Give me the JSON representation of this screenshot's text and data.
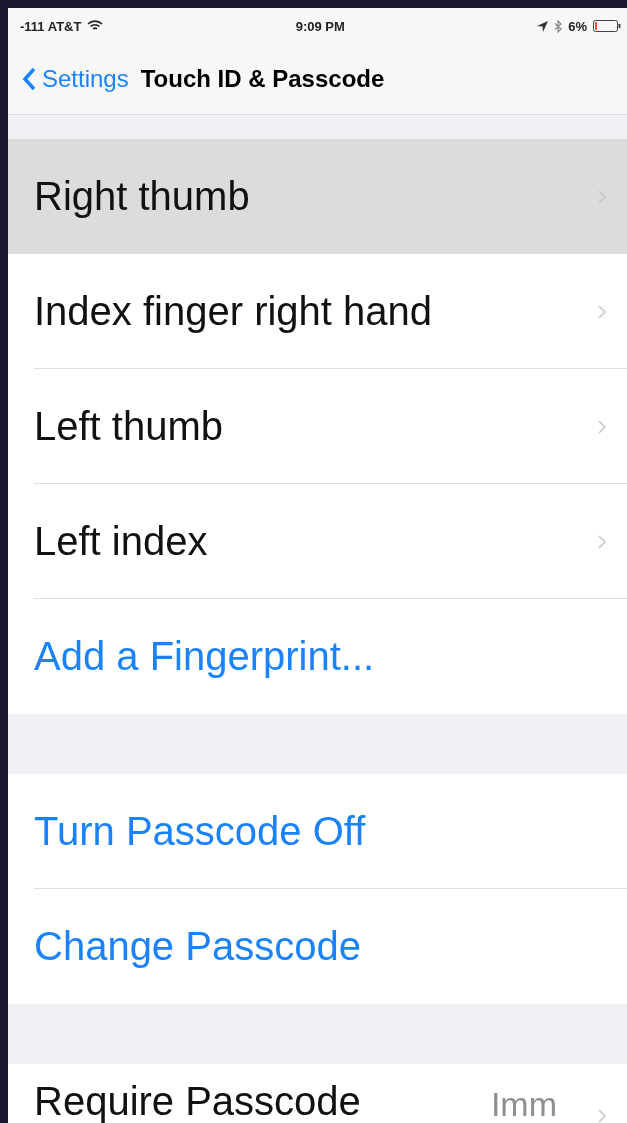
{
  "status_bar": {
    "carrier": "-111 AT&T",
    "time": "9:09 PM",
    "battery": "6%"
  },
  "nav": {
    "back": "Settings",
    "title": "Touch ID & Passcode"
  },
  "sections": [
    {
      "rows": [
        {
          "kind": "nav",
          "label": "Right thumb",
          "selected": true
        },
        {
          "kind": "nav",
          "label": "Index finger right hand",
          "selected": false
        },
        {
          "kind": "nav",
          "label": "Left thumb",
          "selected": false
        },
        {
          "kind": "nav",
          "label": "Left index",
          "selected": false
        },
        {
          "kind": "action",
          "label": "Add a Fingerprint...",
          "selected": false
        }
      ]
    },
    {
      "rows": [
        {
          "kind": "action",
          "label": "Turn Passcode Off",
          "selected": false
        },
        {
          "kind": "action",
          "label": "Change Passcode",
          "selected": false
        }
      ]
    },
    {
      "rows": [
        {
          "kind": "value",
          "label": "Require Passcode",
          "value": "Imm",
          "selected": false
        }
      ]
    }
  ]
}
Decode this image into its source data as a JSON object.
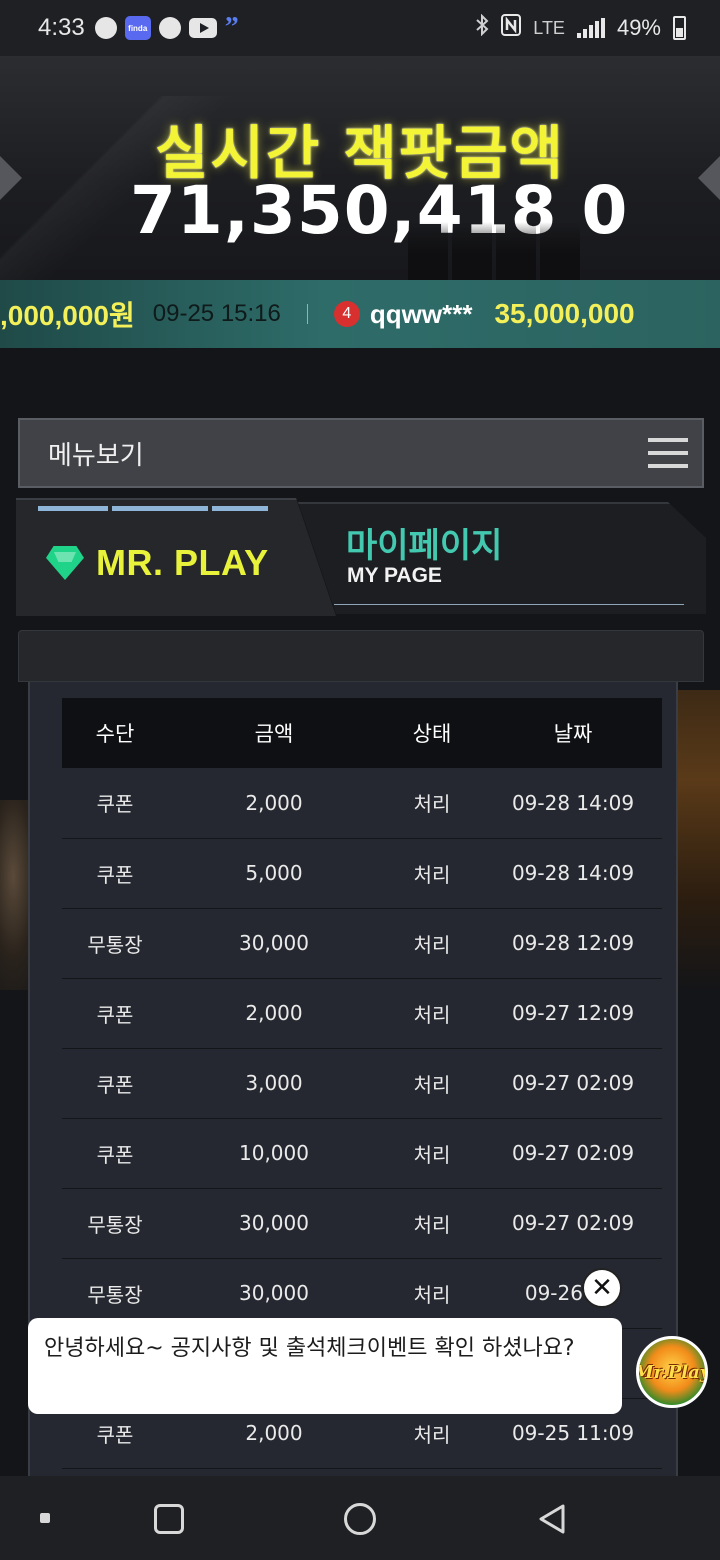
{
  "status_bar": {
    "time": "4:33",
    "app_icon_label": "finda",
    "network": "LTE",
    "battery": "49%",
    "icons": [
      "chat-bubble-icon",
      "finda-icon",
      "chat-bubble-icon",
      "youtube-icon",
      "quote-icon",
      "bluetooth-icon",
      "nfc-icon",
      "lte-icon",
      "signal-icon",
      "battery-icon"
    ]
  },
  "jackpot": {
    "title": "실시간 잭팟금액",
    "amount": "71,350,418 0"
  },
  "ticker": {
    "prev_amount": ",000,000원",
    "date": "09-25 15:16",
    "rank": "4",
    "user": "qqww***",
    "amount": "35,000,000"
  },
  "menu": {
    "label": "메뉴보기",
    "icon": "hamburger-icon"
  },
  "panel": {
    "brand": "MR. PLAY",
    "title_ko": "마이페이지",
    "title_en": "MY PAGE",
    "brand_color": "#e9f23a",
    "title_color": "#43c9b0"
  },
  "table": {
    "headers": [
      "수단",
      "금액",
      "상태",
      "날짜"
    ],
    "rows": [
      [
        "쿠폰",
        "2,000",
        "처리",
        "09-28 14:09"
      ],
      [
        "쿠폰",
        "5,000",
        "처리",
        "09-28 14:09"
      ],
      [
        "무통장",
        "30,000",
        "처리",
        "09-28 12:09"
      ],
      [
        "쿠폰",
        "2,000",
        "처리",
        "09-27 12:09"
      ],
      [
        "쿠폰",
        "3,000",
        "처리",
        "09-27 02:09"
      ],
      [
        "쿠폰",
        "10,000",
        "처리",
        "09-27 02:09"
      ],
      [
        "무통장",
        "30,000",
        "처리",
        "09-27 02:09"
      ],
      [
        "무통장",
        "30,000",
        "처리",
        "09-26 2 9"
      ],
      [
        "",
        "",
        "",
        ""
      ],
      [
        "쿠폰",
        "2,000",
        "처리",
        "09-25 11:09"
      ]
    ]
  },
  "chat": {
    "close": "✕",
    "message": "안녕하세요~ 공지사항 및 출석체크이벤트 확인 하셨나요?",
    "avatar_text": "Mr.Play"
  },
  "nav": {
    "icons": [
      "menu-dot-icon",
      "recent-apps-icon",
      "home-icon",
      "back-icon"
    ]
  }
}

⁂

▶ [Exercise]
Give only the number of lines in the listing above that include the string "data".

▶ [Solution for this task]
2